Look over the lines below. Report each one that includes the string "JSON".

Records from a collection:
╔══

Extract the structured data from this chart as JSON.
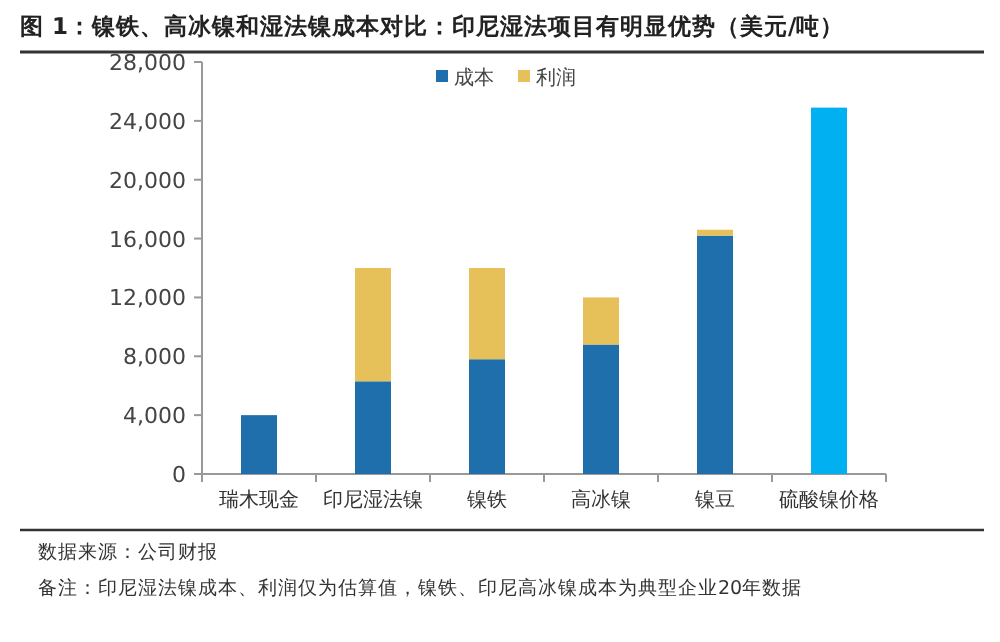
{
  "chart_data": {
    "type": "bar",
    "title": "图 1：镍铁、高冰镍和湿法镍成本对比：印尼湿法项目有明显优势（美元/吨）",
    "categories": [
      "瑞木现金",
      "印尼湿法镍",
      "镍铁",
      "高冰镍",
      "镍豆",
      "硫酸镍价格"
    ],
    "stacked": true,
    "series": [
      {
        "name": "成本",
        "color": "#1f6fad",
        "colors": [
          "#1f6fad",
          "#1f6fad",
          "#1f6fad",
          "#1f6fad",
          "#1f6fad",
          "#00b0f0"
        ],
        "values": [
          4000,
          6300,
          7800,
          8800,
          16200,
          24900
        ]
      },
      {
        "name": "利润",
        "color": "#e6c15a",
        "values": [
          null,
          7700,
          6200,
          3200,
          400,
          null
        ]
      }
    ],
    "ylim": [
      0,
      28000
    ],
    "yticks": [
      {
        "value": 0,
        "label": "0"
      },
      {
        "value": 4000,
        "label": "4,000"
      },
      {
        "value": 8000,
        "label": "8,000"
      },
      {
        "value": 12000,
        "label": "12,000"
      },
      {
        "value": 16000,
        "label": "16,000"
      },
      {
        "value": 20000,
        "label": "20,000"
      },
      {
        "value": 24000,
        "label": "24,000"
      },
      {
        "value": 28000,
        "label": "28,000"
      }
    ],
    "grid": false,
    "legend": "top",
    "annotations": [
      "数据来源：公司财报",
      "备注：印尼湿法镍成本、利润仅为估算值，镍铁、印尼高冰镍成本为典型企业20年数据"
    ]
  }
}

╚══
╔══

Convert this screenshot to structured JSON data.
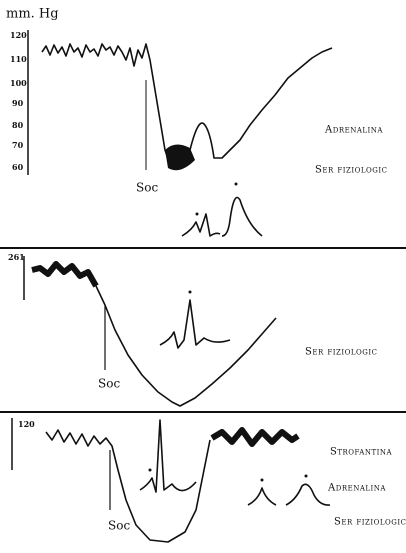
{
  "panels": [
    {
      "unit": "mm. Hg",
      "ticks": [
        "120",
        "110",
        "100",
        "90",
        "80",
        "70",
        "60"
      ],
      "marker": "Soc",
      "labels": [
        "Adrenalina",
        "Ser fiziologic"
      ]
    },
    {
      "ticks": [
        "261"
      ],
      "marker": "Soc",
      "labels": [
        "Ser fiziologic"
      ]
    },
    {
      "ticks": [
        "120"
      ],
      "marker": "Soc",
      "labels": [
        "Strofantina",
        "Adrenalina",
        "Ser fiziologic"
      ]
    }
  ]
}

╚══

RESULT OF THE EXERCISE ->
Extract the structured data from this chart as JSON.
Convert this screenshot to structured JSON data.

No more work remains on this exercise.